(What is required)
Omit the pictures, then write out every entry exactly as it reads.

(Data to process)
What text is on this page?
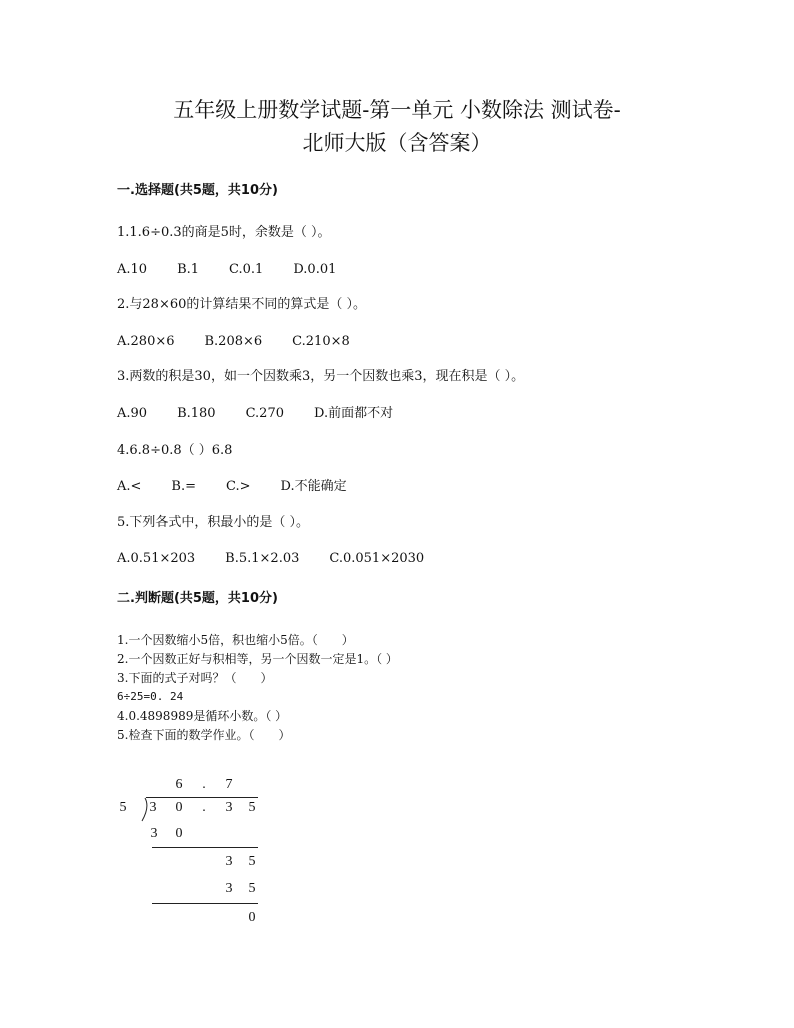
五年级上册数学试题-第一单元 小数除法 测试卷-
北师大版（含答案）
一.选择题(共5题，共10分)
1.1.6÷0.3的商是5时，余数是（ ）。
A.10 B.1 C.0.1 D.0.01
2.与28×60的计算结果不同的算式是（ ）。
A.280×6 B.208×6 C.210×8
3.两数的积是30，如一个因数乘3，另一个因数也乘3，现在积是（ ）。
A.90 B.180 C.270 D.前面都不对
4.6.8÷0.8（ ）6.8
A.< B.= C.> D.不能确定
5.下列各式中，积最小的是（ ）。
A.0.51×203 B.5.1×2.03 C.0.051×2030
二.判断题(共5题，共10分)
1.一个因数缩小5倍，积也缩小5倍。（　　）
2.一个因数正好与积相等，另一个因数一定是1。（ ）
3.下面的式子对吗？（　　）
6÷25=0. 24
4.0.4898989是循环小数。（ ）
5.检查下面的数学作业。（　　）
6	.	7
5 3 0	.	3 5
3 0
3 5
3 5
0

(Written reply)
What text is on this page?
五年级上册数学试题-第一单元 小数除法 测试卷-
北师大版（含答案）
一.选择题(共5题，共10分)
1.1.6÷0.3的商是5时，余数是（ ）。
A.10 B.1 C.0.1 D.0.01
2.与28×60的计算结果不同的算式是（ ）。
A.280×6 B.208×6 C.210×8
3.两数的积是30，如一个因数乘3，另一个因数也乘3，现在积是（ ）。
A.90 B.180 C.270 D.前面都不对
4.6.8÷0.8（ ）6.8
A.< B.= C.> D.不能确定
5.下列各式中，积最小的是（ ）。
A.0.51×203 B.5.1×2.03 C.0.051×2030
二.判断题(共5题，共10分)
1.一个因数缩小5倍，积也缩小5倍。（　　）
2.一个因数正好与积相等，另一个因数一定是1。（ ）
3.下面的式子对吗？（　　）
6÷25=0. 24
4.0.4898989是循环小数。（ ）
5.检查下面的数学作业。（　　）
6	.	7
5 3 0	.	3 5
3 0
3 5
3 5
0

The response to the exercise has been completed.